What you will do – Can you transcribe every record below exactly as it appears?

(Entries from a dataset)
═══

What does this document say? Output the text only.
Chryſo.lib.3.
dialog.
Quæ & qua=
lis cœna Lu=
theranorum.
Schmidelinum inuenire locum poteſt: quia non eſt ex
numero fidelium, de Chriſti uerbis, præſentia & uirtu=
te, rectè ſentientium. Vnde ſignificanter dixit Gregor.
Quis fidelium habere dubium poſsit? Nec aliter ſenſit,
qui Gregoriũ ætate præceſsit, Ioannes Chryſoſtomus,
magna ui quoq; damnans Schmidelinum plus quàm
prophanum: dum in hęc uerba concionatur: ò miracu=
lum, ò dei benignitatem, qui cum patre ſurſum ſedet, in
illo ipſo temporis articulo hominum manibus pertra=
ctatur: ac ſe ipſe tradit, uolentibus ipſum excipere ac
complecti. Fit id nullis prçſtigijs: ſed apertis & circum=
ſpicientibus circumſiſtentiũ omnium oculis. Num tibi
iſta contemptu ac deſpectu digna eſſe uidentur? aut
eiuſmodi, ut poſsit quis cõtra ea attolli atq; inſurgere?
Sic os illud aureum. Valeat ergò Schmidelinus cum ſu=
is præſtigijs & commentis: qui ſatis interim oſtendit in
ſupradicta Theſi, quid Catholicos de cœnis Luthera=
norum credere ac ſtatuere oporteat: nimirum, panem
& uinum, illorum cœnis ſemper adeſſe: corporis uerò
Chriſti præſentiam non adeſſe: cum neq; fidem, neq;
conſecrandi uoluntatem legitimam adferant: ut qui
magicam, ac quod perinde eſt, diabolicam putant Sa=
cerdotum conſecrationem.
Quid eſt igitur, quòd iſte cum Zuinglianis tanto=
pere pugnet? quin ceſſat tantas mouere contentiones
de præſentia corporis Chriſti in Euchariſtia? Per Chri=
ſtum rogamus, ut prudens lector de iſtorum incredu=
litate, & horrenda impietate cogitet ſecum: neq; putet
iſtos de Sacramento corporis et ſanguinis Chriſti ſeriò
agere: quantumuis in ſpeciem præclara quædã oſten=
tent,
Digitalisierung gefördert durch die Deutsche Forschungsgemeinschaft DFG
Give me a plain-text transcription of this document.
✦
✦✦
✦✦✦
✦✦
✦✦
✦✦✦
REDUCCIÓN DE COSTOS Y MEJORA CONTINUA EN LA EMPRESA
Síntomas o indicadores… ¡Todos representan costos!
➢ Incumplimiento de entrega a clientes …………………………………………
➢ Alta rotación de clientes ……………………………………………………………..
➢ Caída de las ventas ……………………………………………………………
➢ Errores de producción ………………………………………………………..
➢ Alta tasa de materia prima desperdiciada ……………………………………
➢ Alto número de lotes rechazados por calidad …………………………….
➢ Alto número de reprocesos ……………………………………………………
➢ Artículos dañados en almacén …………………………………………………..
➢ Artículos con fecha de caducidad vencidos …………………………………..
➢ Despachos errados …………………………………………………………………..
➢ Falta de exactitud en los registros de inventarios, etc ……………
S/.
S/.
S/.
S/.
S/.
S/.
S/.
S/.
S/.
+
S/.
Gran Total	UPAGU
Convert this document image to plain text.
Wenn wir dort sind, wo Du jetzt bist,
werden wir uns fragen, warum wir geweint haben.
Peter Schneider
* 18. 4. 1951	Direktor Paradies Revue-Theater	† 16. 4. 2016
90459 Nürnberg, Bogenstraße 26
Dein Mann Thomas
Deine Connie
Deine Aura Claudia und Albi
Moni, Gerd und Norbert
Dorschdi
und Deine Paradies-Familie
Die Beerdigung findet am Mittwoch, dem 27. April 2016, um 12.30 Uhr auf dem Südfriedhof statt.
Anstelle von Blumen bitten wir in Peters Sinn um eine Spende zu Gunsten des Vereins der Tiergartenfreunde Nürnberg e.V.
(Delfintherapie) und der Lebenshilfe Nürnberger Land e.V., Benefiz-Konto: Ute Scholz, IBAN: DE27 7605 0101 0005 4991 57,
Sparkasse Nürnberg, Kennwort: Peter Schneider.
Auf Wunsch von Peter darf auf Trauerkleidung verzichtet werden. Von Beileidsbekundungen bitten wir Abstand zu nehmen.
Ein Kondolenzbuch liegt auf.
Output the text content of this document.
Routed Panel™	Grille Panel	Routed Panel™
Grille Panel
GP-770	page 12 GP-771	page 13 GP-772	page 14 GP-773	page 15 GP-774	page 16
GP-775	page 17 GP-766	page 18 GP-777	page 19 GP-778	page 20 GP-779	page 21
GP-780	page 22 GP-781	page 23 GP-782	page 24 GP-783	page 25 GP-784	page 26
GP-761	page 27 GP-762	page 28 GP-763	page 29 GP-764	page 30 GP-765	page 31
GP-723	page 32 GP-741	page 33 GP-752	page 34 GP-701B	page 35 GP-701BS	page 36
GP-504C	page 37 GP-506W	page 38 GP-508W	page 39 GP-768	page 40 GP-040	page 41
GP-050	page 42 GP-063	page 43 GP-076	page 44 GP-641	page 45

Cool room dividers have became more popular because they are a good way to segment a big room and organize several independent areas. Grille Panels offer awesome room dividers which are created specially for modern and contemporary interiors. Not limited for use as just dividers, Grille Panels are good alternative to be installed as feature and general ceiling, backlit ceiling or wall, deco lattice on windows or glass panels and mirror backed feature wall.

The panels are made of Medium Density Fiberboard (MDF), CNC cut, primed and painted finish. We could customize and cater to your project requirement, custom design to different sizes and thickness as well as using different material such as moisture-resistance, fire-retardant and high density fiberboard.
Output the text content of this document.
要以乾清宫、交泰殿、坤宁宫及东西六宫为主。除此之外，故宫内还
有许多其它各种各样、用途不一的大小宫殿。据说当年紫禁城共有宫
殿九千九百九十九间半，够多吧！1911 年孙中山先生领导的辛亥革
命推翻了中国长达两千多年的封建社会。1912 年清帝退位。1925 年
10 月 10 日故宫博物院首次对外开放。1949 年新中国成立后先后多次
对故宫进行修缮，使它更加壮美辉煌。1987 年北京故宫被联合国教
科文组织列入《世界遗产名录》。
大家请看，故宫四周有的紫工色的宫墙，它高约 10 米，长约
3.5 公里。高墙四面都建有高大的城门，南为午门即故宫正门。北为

═══

Complete answer –
What does this document say? Output the text only.
Chryſo.lib.3.
dialog.
Quæ & qua=
lis cœna Lu=
theranorum.
Schmidelinum inuenire locum poteſt: quia non eſt ex
numero fidelium, de Chriſti uerbis, præſentia & uirtu=
te, rectè ſentientium. Vnde ſignificanter dixit Gregor.
Quis fidelium habere dubium poſsit? Nec aliter ſenſit,
qui Gregoriũ ætate præceſsit, Ioannes Chryſoſtomus,
magna ui quoq; damnans Schmidelinum plus quàm
prophanum: dum in hęc uerba concionatur: ò miracu=
lum, ò dei benignitatem, qui cum patre ſurſum ſedet, in
illo ipſo temporis articulo hominum manibus pertra=
ctatur: ac ſe ipſe tradit, uolentibus ipſum excipere ac
complecti. Fit id nullis prçſtigijs: ſed apertis & circum=
ſpicientibus circumſiſtentiũ omnium oculis. Num tibi
iſta contemptu ac deſpectu digna eſſe uidentur? aut
eiuſmodi, ut poſsit quis cõtra ea attolli atq; inſurgere?
Sic os illud aureum. Valeat ergò Schmidelinus cum ſu=
is præſtigijs & commentis: qui ſatis interim oſtendit in
ſupradicta Theſi, quid Catholicos de cœnis Luthera=
norum credere ac ſtatuere oporteat: nimirum, panem
& uinum, illorum cœnis ſemper adeſſe: corporis uerò
Chriſti præſentiam non adeſſe: cum neq; fidem, neq;
conſecrandi uoluntatem legitimam adferant: ut qui
magicam, ac quod perinde eſt, diabolicam putant Sa=
cerdotum conſecrationem.
Quid eſt igitur, quòd iſte cum Zuinglianis tanto=
pere pugnet? quin ceſſat tantas mouere contentiones
de præſentia corporis Chriſti in Euchariſtia? Per Chri=
ſtum rogamus, ut prudens lector de iſtorum incredu=
litate, & horrenda impietate cogitet ſecum: neq; putet
iſtos de Sacramento corporis et ſanguinis Chriſti ſeriò
agere: quantumuis in ſpeciem præclara quædã oſten=
tent,
Digitalisierung gefördert durch die Deutsche Forschungsgemeinschaft DFG
Give me a plain-text transcription of this document.
✦
✦✦
✦✦✦
✦✦
✦✦
✦✦✦
REDUCCIÓN DE COSTOS Y MEJORA CONTINUA EN LA EMPRESA
Síntomas o indicadores… ¡Todos representan costos!
➢ Incumplimiento de entrega a clientes …………………………………………
➢ Alta rotación de clientes ……………………………………………………………..
➢ Caída de las ventas ……………………………………………………………
➢ Errores de producción ………………………………………………………..
➢ Alta tasa de materia prima desperdiciada ……………………………………
➢ Alto número de lotes rechazados por calidad …………………………….
➢ Alto número de reprocesos ……………………………………………………
➢ Artículos dañados en almacén …………………………………………………..
➢ Artículos con fecha de caducidad vencidos …………………………………..
➢ Despachos errados …………………………………………………………………..
➢ Falta de exactitud en los registros de inventarios, etc ……………
S/.
S/.
S/.
S/.
S/.
S/.
S/.
S/.
S/.
+
S/.
Gran Total	UPAGU
Convert this document image to plain text.
Wenn wir dort sind, wo Du jetzt bist,
werden wir uns fragen, warum wir geweint haben.
Peter Schneider
* 18. 4. 1951	Direktor Paradies Revue-Theater	† 16. 4. 2016
90459 Nürnberg, Bogenstraße 26
Dein Mann Thomas
Deine Connie
Deine Aura Claudia und Albi
Moni, Gerd und Norbert
Dorschdi
und Deine Paradies-Familie
Die Beerdigung findet am Mittwoch, dem 27. April 2016, um 12.30 Uhr auf dem Südfriedhof statt.
Anstelle von Blumen bitten wir in Peters Sinn um eine Spende zu Gunsten des Vereins der Tiergartenfreunde Nürnberg e.V.
(Delfintherapie) und der Lebenshilfe Nürnberger Land e.V., Benefiz-Konto: Ute Scholz, IBAN: DE27 7605 0101 0005 4991 57,
Sparkasse Nürnberg, Kennwort: Peter Schneider.
Auf Wunsch von Peter darf auf Trauerkleidung verzichtet werden. Von Beileidsbekundungen bitten wir Abstand zu nehmen.
Ein Kondolenzbuch liegt auf.
Output the text content of this document.
Routed Panel™	Grille Panel	Routed Panel™
Grille Panel
GP-770	page 12 GP-771	page 13 GP-772	page 14 GP-773	page 15 GP-774	page 16
GP-775	page 17 GP-766	page 18 GP-777	page 19 GP-778	page 20 GP-779	page 21
GP-780	page 22 GP-781	page 23 GP-782	page 24 GP-783	page 25 GP-784	page 26
GP-761	page 27 GP-762	page 28 GP-763	page 29 GP-764	page 30 GP-765	page 31
GP-723	page 32 GP-741	page 33 GP-752	page 34 GP-701B	page 35 GP-701BS	page 36
GP-504C	page 37 GP-506W	page 38 GP-508W	page 39 GP-768	page 40 GP-040	page 41
GP-050	page 42 GP-063	page 43 GP-076	page 44 GP-641	page 45

Cool room dividers have became more popular because they are a good way to segment a big room and organize several independent areas. Grille Panels offer awesome room dividers which are created specially for modern and contemporary interiors. Not limited for use as just dividers, Grille Panels are good alternative to be installed as feature and general ceiling, backlit ceiling or wall, deco lattice on windows or glass panels and mirror backed feature wall.

The panels are made of Medium Density Fiberboard (MDF), CNC cut, primed and painted finish. We could customize and cater to your project requirement, custom design to different sizes and thickness as well as using different material such as moisture-resistance, fire-retardant and high density fiberboard.
Output the text content of this document.
要以乾清宫、交泰殿、坤宁宫及东西六宫为主。除此之外，故宫内还
有许多其它各种各样、用途不一的大小宫殿。据说当年紫禁城共有宫
殿九千九百九十九间半，够多吧！1911 年孙中山先生领导的辛亥革
命推翻了中国长达两千多年的封建社会。1912 年清帝退位。1925 年
10 月 10 日故宫博物院首次对外开放。1949 年新中国成立后先后多次
对故宫进行修缮，使它更加壮美辉煌。1987 年北京故宫被联合国教
科文组织列入《世界遗产名录》。
大家请看，故宫四周有的紫工色的宫墙，它高约 10 米，长约
3.5 公里。高墙四面都建有高大的城门，南为午门即故宫正门。北为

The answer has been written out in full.